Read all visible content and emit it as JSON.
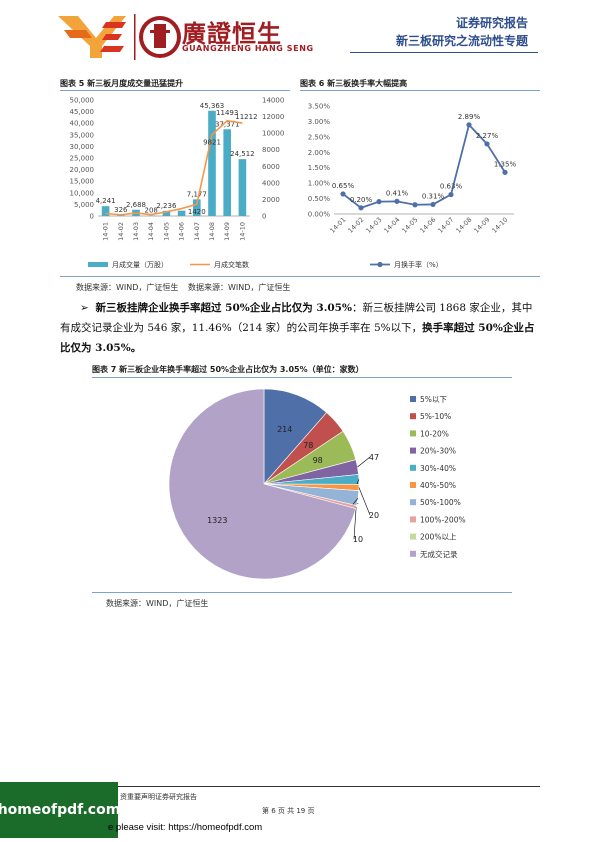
{
  "header": {
    "brand_cn": "廣證恒生",
    "brand_en": "GUANGZHENG HANG SENG",
    "report_type": "证券研究报告",
    "report_title": "新三板研究之流动性专题"
  },
  "fig5": {
    "caption": "图表 5 新三板月度成交量迅猛提升",
    "source": "数据来源：WIND，广证恒生"
  },
  "fig6": {
    "caption": "图表 6 新三板换手率大幅提高",
    "source": "数据来源：WIND，广证恒生"
  },
  "body": {
    "bullet": "➢",
    "p1_bold": "新三板挂牌企业换手率超过 50%企业占比仅为 3.05%",
    "p1_sep": "：",
    "p1_normal": "新三板挂牌公司 1868 家企业，其中有成交记录企业为 546 家，11.46%（214 家）的公司年换手率在 5%以下，",
    "p1_bold2": "换手率超过 50%企业占比仅为 3.05%。"
  },
  "fig7": {
    "caption": "图表 7 新三板企业年换手率超过 50%企业占比仅为 3.05%（单位：家数）",
    "source": "数据来源：WIND，广证恒生"
  },
  "footer": {
    "disclaimer": "资重要声明证券研究报告",
    "page": "第 6 页 共 19 页"
  },
  "watermark": {
    "logo": "homeofpdf.com",
    "text": "e please visit: https://homeofpdf.com"
  },
  "chart_data": [
    {
      "type": "bar",
      "categories": [
        "14-01",
        "14-02",
        "14-03",
        "14-04",
        "14-05",
        "14-06",
        "14-07",
        "14-08",
        "14-09",
        "14-10"
      ],
      "series": [
        {
          "name": "月成交量（万股）",
          "type": "bar",
          "axis": "left",
          "color": "#4bacc6",
          "values": [
            4241,
            326,
            2688,
            208,
            2236,
            2300,
            7177,
            45363,
            37371,
            24512
          ],
          "labels": [
            "4,241",
            "326",
            "2,688",
            "208",
            "2,236",
            "",
            "7,177",
            "45,363",
            "37,371",
            "24,512"
          ]
        },
        {
          "name": "月成交笔数",
          "type": "line",
          "axis": "right",
          "color": "#f79646",
          "values": [
            300,
            150,
            350,
            180,
            500,
            900,
            1420,
            9821,
            11493,
            11212
          ],
          "labels": [
            "",
            "",
            "",
            "",
            "",
            "",
            "1420",
            "9821",
            "11493",
            "11212"
          ]
        }
      ],
      "ylim_left": [
        0,
        50000
      ],
      "yticks_left": [
        "0",
        "5,000",
        "10,000",
        "15,000",
        "20,000",
        "25,000",
        "30,000",
        "35,000",
        "40,000",
        "45,000",
        "50,000"
      ],
      "ylim_right": [
        0,
        14000
      ],
      "yticks_right": [
        "0",
        "2000",
        "4000",
        "6000",
        "8000",
        "10000",
        "12000",
        "14000"
      ],
      "legend": "bottom"
    },
    {
      "type": "line",
      "categories": [
        "14-01",
        "14-02",
        "14-03",
        "14-04",
        "14-05",
        "14-06",
        "14-07",
        "14-08",
        "14-09",
        "14-10"
      ],
      "series": [
        {
          "name": "月换手率（%）",
          "color": "#4f6fa8",
          "values": [
            0.65,
            0.2,
            0.4,
            0.41,
            0.3,
            0.31,
            0.63,
            2.89,
            2.27,
            1.35
          ],
          "labels": [
            "0.65%",
            "0.20%",
            "",
            "0.41%",
            "",
            "0.31%",
            "0.63%",
            "2.89%",
            "2.27%",
            "1.35%"
          ]
        }
      ],
      "ylim": [
        0,
        3.5
      ],
      "yticks": [
        "0.00%",
        "0.50%",
        "1.00%",
        "1.50%",
        "2.00%",
        "2.50%",
        "3.00%",
        "3.50%"
      ],
      "legend": "bottom"
    },
    {
      "type": "pie",
      "categories": [
        "5%以下",
        "5%-10%",
        "10-20%",
        "20%-30%",
        "30%-40%",
        "40%-50%",
        "50%-100%",
        "100%-200%",
        "200%以上",
        "无成交记录"
      ],
      "values": [
        214,
        78,
        98,
        47,
        31,
        20,
        47,
        10,
        0,
        1323
      ],
      "colors": [
        "#4f6fa8",
        "#c0504d",
        "#9bbb59",
        "#8064a2",
        "#4bacc6",
        "#f79646",
        "#95b3d7",
        "#e6a1a0",
        "#c6d9a0",
        "#b2a2c7"
      ],
      "legend": "right"
    }
  ]
}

· · · · · · ·

Work to be completed:
List every line above that contains the word "caption".

Answer to this task:
    "caption": "图表 5 新三板月度成交量迅猛提升",
    "caption": "图表 6 新三板换手率大幅提高",
    "caption": "图表 7 新三板企业年换手率超过 50%企业占比仅为 3.05%（单位：家数）",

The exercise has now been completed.